* _Task material_

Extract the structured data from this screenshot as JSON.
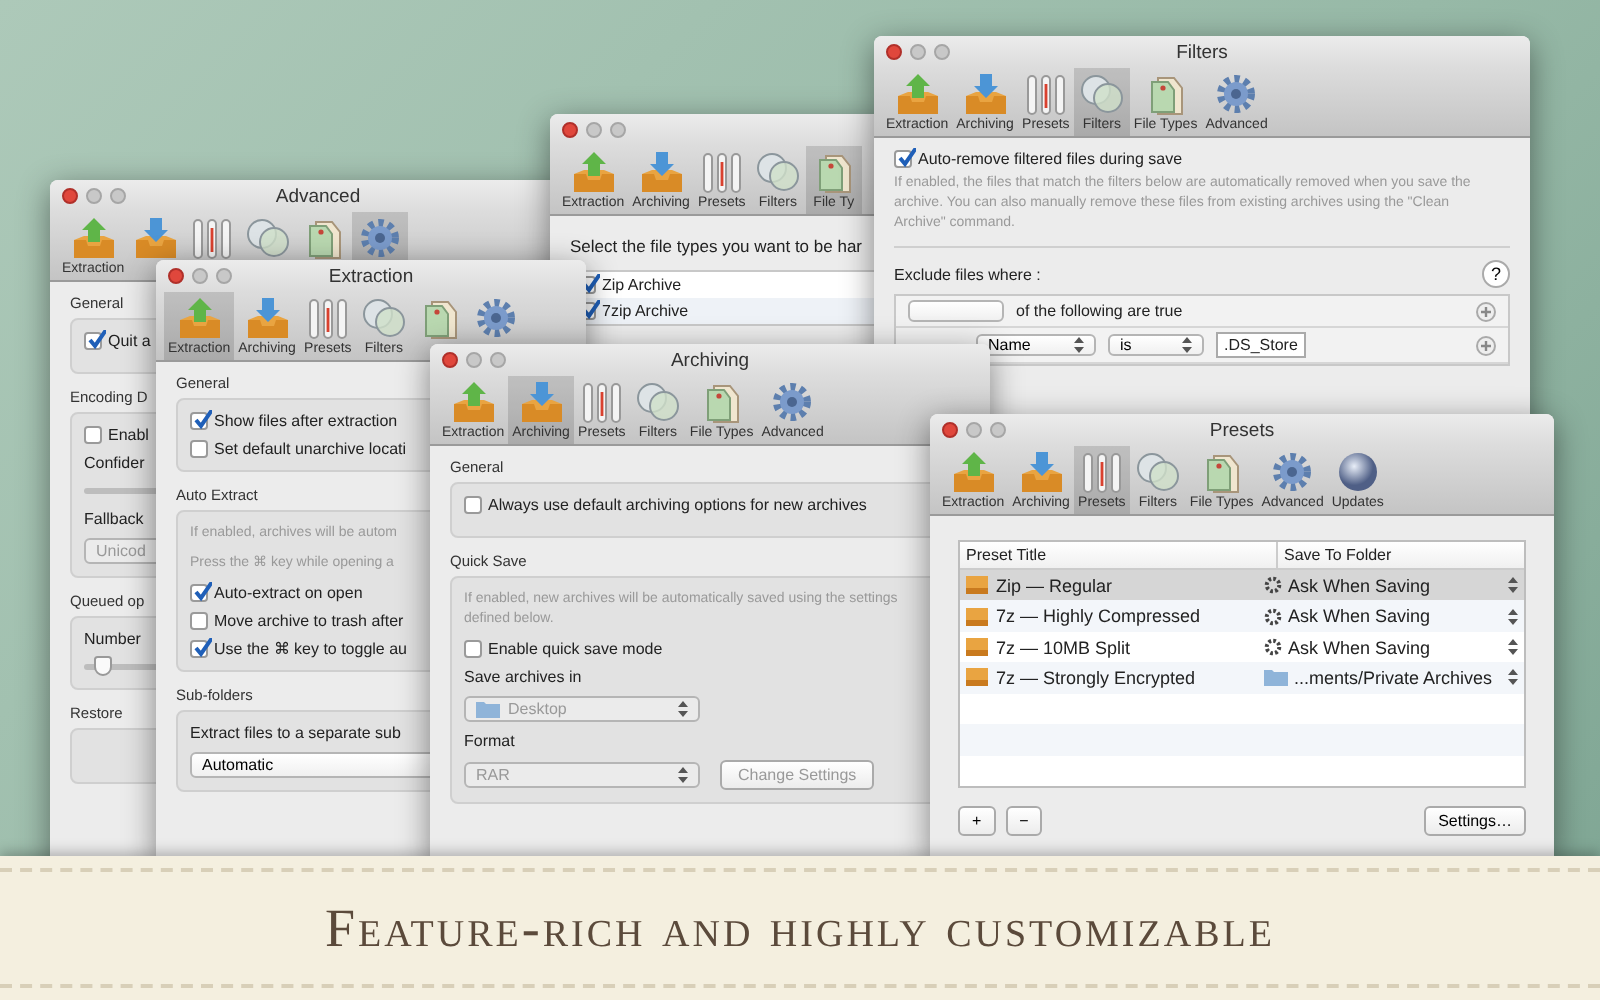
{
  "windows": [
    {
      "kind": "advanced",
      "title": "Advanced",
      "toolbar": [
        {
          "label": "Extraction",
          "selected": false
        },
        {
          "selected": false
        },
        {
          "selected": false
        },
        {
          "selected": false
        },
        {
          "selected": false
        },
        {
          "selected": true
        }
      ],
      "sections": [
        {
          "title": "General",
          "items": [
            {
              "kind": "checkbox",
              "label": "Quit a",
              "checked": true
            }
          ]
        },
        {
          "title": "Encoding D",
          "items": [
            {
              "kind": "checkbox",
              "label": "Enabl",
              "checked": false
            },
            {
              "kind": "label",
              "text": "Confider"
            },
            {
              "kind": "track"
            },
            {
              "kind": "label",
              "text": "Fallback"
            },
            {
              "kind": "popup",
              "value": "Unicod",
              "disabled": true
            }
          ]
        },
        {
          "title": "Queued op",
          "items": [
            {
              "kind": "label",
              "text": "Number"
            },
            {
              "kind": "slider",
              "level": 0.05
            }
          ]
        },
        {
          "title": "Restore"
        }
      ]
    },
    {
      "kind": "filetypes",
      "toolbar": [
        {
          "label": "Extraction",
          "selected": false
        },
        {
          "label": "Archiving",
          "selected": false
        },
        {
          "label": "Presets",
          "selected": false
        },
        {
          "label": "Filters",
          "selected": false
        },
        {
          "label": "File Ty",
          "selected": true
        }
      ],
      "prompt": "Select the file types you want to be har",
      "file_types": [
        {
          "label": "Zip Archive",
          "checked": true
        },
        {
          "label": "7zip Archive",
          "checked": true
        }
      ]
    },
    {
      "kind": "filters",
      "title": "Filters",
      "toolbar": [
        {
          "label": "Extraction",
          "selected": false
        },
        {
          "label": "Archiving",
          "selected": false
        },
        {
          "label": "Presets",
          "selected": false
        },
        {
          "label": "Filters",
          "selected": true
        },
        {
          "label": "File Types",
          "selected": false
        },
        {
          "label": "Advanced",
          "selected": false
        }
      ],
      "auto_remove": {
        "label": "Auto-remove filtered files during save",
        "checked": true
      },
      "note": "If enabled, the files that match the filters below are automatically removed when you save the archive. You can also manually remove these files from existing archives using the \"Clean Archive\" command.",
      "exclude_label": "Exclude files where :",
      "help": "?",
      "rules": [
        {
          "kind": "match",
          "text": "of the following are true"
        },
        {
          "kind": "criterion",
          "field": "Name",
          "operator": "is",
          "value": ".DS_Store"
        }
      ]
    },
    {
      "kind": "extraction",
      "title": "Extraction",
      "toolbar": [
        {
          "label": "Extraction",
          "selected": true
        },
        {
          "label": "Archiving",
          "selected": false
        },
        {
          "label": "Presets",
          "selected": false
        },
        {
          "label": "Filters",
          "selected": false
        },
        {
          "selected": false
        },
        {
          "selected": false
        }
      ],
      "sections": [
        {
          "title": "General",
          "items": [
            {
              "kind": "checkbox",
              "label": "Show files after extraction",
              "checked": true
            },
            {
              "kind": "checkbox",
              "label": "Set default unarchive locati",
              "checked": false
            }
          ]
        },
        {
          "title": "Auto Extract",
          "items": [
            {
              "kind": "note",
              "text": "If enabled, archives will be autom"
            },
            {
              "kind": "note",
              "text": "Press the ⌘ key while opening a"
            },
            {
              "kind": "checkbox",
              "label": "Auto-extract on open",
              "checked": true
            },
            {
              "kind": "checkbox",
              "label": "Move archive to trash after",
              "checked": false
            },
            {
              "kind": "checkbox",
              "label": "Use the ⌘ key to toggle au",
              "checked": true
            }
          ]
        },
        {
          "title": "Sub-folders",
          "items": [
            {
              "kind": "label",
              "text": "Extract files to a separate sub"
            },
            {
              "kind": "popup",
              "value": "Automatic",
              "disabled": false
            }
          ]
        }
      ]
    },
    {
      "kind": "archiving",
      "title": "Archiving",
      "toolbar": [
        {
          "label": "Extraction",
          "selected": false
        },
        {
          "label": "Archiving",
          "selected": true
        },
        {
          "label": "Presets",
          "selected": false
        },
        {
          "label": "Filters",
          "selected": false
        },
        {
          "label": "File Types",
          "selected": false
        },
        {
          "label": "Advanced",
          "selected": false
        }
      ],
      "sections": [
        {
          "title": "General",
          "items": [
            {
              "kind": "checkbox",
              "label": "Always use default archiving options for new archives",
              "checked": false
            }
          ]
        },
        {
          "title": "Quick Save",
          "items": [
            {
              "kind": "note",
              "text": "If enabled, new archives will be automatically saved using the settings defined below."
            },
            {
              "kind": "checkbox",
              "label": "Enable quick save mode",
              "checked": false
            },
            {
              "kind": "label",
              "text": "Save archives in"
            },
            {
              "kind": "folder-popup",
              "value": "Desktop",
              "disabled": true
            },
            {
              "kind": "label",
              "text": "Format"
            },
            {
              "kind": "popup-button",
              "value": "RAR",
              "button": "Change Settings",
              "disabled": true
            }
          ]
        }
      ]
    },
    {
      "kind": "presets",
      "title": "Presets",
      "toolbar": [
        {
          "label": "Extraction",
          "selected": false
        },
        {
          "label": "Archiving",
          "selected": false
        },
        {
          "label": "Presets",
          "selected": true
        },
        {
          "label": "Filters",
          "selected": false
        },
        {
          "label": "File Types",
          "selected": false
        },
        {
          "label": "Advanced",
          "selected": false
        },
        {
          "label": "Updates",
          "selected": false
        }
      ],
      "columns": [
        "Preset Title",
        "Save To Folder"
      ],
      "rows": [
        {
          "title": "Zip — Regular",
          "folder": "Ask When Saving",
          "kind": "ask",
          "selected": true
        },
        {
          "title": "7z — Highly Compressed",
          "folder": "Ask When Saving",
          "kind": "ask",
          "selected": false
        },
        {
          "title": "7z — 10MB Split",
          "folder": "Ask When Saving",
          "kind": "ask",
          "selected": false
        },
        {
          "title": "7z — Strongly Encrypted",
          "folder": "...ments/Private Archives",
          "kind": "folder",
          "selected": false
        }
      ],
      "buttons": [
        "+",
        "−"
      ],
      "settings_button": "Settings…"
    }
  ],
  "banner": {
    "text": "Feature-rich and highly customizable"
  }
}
--
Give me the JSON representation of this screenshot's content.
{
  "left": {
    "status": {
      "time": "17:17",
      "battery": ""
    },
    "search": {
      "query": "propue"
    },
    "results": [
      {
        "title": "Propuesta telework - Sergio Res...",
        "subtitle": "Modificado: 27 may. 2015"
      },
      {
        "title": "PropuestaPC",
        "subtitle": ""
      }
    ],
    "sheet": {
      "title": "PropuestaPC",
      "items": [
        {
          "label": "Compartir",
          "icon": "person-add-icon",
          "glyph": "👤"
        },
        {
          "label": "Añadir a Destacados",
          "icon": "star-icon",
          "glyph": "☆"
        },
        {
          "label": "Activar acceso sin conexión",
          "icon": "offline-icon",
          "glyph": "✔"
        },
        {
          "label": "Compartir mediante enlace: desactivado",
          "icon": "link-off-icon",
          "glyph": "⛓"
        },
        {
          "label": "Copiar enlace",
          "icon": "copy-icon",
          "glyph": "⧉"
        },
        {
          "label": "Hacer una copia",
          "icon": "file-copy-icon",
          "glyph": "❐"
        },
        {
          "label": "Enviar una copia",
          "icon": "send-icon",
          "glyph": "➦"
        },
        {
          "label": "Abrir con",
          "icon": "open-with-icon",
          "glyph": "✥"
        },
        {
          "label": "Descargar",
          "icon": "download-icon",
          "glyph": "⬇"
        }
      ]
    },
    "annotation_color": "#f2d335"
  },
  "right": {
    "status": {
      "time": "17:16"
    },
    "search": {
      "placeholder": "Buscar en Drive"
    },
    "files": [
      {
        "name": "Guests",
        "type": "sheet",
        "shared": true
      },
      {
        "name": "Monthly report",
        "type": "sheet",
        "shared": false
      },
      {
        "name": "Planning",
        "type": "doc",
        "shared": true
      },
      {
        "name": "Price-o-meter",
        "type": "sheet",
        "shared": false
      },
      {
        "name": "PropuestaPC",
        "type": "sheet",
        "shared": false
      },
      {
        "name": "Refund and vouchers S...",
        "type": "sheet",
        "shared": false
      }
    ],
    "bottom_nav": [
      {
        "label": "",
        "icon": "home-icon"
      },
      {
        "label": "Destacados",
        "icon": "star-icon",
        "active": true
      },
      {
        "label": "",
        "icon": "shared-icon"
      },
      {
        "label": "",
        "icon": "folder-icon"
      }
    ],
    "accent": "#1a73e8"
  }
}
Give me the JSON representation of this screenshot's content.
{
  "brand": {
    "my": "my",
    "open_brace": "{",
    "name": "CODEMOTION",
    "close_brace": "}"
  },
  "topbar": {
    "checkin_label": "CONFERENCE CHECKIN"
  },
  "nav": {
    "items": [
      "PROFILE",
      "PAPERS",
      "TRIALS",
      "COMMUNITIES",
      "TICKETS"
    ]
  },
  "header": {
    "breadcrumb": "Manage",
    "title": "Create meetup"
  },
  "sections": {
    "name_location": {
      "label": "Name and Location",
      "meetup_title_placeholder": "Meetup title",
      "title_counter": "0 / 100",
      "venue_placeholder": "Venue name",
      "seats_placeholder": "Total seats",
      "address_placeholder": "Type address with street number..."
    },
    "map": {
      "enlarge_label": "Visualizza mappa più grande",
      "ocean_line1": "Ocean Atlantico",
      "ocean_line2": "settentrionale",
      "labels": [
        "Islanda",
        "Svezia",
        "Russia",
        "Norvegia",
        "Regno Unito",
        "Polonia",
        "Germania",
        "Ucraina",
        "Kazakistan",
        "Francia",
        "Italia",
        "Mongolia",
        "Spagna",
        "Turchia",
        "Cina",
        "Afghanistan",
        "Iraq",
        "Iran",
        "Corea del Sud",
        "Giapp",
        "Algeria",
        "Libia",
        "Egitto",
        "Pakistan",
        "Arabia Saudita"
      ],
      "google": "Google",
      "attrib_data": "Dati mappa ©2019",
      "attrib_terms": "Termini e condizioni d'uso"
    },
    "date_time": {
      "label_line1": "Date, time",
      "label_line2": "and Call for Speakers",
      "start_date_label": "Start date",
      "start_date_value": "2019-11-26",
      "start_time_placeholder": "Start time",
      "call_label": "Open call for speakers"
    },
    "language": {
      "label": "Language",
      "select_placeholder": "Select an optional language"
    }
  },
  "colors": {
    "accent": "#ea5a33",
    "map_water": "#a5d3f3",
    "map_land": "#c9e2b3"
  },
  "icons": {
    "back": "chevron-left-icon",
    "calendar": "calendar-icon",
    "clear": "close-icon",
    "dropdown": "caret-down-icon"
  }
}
==
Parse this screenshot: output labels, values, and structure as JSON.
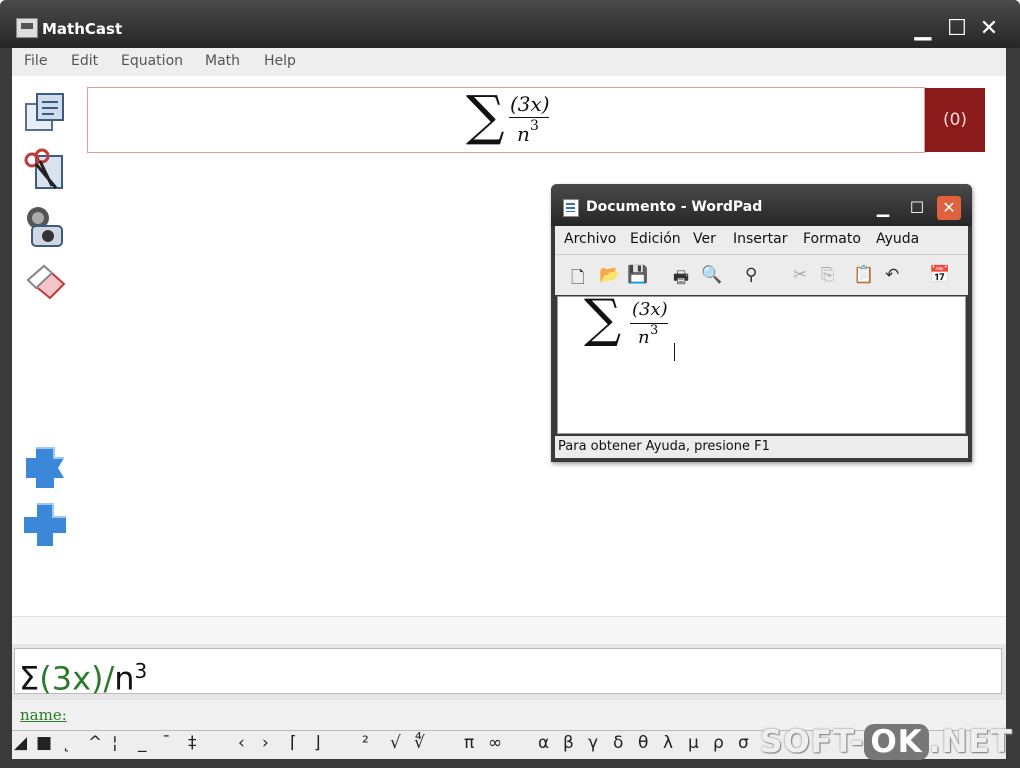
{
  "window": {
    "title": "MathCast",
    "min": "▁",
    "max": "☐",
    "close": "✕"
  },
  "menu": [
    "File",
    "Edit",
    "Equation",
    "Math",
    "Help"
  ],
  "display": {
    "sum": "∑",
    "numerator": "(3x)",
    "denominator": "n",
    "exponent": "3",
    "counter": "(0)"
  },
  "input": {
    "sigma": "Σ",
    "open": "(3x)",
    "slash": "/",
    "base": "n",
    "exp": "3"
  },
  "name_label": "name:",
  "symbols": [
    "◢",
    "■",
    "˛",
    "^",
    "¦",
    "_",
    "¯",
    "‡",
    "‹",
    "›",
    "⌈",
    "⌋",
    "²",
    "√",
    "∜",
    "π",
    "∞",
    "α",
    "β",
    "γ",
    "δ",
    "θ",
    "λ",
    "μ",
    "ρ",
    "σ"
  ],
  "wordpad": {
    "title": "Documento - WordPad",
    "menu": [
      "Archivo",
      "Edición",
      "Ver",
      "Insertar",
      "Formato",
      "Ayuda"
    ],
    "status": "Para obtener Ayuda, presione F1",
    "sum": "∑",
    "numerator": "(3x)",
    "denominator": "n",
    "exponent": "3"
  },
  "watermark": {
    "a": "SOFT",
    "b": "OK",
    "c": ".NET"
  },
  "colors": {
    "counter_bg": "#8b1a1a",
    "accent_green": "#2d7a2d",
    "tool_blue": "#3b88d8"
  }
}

* _Set exercise_
Return each line with "subtitle".

* _Response to the task_
        "subtitle": "Modificado: 27 may. 2015"
        "subtitle": ""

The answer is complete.